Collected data
>> begin

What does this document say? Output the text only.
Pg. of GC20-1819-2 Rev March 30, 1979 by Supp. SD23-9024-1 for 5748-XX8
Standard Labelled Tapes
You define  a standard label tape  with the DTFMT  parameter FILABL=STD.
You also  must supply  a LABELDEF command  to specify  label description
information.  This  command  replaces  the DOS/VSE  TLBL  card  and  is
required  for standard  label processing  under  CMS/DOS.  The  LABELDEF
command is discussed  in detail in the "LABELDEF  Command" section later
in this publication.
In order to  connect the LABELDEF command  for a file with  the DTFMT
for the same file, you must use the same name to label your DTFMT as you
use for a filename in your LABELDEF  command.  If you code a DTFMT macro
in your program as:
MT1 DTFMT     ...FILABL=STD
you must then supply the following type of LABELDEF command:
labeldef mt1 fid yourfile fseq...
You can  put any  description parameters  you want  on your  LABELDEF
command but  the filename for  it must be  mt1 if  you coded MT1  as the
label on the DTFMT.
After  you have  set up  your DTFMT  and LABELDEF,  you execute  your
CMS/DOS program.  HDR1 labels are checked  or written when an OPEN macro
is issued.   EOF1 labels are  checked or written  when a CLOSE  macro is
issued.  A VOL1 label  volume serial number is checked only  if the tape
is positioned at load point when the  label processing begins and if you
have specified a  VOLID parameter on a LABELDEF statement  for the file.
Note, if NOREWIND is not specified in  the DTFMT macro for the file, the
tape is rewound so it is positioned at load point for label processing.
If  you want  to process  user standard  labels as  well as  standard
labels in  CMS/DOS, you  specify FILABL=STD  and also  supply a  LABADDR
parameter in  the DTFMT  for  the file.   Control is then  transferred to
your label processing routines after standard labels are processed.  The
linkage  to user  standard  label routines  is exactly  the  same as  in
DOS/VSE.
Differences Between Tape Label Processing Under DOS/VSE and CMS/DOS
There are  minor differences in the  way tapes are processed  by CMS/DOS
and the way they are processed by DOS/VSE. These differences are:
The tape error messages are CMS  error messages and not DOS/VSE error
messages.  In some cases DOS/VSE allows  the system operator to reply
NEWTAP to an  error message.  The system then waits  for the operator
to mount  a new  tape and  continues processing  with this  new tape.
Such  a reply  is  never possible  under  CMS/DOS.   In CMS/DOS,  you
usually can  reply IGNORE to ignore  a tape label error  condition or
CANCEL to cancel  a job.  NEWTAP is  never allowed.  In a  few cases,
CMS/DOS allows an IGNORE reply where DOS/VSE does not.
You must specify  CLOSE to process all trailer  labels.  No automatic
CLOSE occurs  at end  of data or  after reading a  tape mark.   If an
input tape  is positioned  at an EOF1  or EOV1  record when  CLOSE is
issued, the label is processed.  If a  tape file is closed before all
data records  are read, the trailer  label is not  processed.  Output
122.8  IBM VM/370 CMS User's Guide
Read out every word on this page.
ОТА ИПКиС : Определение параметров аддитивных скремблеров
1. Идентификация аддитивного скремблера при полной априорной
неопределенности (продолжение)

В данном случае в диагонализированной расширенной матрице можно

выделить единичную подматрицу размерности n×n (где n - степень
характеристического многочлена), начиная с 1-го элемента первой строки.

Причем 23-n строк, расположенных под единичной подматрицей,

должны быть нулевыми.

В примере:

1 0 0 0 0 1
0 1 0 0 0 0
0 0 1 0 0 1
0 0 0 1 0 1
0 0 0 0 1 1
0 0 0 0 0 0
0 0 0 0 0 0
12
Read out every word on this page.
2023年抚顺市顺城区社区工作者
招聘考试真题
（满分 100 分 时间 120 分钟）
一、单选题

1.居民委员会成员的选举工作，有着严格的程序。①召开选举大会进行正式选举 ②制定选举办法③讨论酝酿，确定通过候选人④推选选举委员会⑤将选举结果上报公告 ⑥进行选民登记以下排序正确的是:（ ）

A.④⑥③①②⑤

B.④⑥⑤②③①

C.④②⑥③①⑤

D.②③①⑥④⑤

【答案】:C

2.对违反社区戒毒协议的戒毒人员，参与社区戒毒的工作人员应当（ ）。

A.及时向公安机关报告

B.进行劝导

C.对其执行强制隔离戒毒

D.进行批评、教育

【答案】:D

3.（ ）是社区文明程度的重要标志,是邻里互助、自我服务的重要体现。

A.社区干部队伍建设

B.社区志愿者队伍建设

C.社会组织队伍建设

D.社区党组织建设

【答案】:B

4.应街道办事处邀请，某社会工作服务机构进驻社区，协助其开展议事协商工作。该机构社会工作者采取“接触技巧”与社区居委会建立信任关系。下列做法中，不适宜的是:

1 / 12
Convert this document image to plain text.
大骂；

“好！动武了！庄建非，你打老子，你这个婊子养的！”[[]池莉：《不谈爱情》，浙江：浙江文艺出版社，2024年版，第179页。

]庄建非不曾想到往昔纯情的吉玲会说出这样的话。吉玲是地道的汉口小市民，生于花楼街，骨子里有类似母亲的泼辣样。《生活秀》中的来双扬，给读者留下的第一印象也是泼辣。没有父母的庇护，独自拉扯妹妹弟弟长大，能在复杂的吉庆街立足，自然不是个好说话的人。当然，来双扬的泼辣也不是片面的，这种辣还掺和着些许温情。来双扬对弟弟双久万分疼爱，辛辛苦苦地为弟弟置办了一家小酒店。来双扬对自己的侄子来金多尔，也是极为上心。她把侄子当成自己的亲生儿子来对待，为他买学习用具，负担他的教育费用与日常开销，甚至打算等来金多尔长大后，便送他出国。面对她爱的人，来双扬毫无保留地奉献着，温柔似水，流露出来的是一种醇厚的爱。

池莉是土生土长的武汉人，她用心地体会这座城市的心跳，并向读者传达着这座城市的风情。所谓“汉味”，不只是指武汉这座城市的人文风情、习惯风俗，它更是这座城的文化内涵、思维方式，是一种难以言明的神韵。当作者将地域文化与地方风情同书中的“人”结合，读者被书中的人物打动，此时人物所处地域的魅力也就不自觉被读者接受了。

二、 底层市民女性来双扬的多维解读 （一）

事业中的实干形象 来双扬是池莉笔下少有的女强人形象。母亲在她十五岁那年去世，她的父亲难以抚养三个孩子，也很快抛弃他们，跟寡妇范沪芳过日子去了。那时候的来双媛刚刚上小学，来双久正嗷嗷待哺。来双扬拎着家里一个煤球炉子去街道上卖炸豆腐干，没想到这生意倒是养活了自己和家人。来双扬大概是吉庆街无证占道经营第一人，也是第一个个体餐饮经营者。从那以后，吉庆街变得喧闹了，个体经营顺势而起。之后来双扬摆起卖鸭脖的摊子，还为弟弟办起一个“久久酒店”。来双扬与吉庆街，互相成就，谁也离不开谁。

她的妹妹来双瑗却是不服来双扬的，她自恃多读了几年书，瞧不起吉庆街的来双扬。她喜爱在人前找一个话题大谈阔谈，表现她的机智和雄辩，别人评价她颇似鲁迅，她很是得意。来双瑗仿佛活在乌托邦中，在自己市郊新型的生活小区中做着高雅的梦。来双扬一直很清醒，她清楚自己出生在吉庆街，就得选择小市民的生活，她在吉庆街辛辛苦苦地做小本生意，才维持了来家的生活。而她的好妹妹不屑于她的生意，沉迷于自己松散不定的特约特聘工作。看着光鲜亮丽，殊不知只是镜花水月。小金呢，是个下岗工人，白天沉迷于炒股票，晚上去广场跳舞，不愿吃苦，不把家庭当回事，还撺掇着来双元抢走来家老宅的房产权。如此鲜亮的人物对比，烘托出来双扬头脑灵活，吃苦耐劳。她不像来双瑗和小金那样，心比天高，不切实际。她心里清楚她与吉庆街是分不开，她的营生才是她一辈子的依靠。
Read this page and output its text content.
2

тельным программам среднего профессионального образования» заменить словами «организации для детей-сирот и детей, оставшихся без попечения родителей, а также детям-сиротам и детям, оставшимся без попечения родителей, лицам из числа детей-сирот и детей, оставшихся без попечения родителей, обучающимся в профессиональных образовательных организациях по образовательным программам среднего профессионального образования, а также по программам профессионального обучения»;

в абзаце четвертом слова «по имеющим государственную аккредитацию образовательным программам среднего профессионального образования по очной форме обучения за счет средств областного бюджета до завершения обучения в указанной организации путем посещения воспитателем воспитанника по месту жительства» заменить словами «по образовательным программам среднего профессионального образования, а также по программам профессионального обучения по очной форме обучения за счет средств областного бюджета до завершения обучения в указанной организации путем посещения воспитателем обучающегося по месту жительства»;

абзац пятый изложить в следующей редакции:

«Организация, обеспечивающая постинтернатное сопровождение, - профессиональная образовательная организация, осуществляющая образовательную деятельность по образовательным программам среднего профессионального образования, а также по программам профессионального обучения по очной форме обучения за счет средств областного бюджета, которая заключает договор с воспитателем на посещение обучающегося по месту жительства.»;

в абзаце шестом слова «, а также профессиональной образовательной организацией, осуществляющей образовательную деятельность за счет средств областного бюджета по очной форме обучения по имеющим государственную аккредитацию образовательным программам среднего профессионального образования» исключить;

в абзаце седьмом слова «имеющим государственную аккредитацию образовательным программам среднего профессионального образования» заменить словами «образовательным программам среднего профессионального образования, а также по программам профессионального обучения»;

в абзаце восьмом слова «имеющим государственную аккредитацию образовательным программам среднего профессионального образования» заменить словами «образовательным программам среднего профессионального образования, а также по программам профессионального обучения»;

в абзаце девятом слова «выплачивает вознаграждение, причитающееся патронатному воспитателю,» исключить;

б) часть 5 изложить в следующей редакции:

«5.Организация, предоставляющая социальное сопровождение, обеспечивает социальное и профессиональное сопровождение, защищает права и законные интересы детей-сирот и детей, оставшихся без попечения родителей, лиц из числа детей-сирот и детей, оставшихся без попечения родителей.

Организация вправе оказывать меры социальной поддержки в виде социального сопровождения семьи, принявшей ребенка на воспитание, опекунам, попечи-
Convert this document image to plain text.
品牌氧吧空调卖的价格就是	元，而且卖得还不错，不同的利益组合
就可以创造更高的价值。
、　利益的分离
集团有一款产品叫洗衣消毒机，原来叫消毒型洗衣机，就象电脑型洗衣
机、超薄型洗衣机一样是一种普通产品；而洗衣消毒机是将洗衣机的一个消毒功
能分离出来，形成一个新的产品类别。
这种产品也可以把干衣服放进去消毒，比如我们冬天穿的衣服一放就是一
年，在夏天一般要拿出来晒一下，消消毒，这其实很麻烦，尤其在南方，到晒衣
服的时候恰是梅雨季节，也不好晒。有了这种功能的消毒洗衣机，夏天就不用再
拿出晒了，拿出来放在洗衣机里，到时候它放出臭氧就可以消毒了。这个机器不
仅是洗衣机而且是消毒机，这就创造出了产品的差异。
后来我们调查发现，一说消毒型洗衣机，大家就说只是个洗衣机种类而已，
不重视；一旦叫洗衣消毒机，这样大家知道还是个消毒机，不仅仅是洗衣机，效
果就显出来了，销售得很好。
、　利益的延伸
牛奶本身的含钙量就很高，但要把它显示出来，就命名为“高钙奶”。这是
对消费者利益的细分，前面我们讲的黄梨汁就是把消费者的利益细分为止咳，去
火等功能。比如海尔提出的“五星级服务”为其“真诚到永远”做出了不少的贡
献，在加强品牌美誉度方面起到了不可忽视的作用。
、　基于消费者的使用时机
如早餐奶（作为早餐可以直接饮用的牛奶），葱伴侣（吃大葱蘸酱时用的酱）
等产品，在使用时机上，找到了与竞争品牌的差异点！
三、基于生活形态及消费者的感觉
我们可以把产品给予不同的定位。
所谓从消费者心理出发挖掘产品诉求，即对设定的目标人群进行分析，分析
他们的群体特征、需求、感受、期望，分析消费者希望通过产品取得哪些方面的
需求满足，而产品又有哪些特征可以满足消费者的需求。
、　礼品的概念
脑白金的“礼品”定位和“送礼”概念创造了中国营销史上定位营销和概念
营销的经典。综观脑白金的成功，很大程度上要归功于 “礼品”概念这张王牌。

>> end

WHAT THE TASK ASKS:
Find every line in the records above that contains the word "load", and copy each one.

FULL ANSWER:
is positioned at load point when the  label processing begins and if you
tape is rewound so it is positioned at load point for label processing.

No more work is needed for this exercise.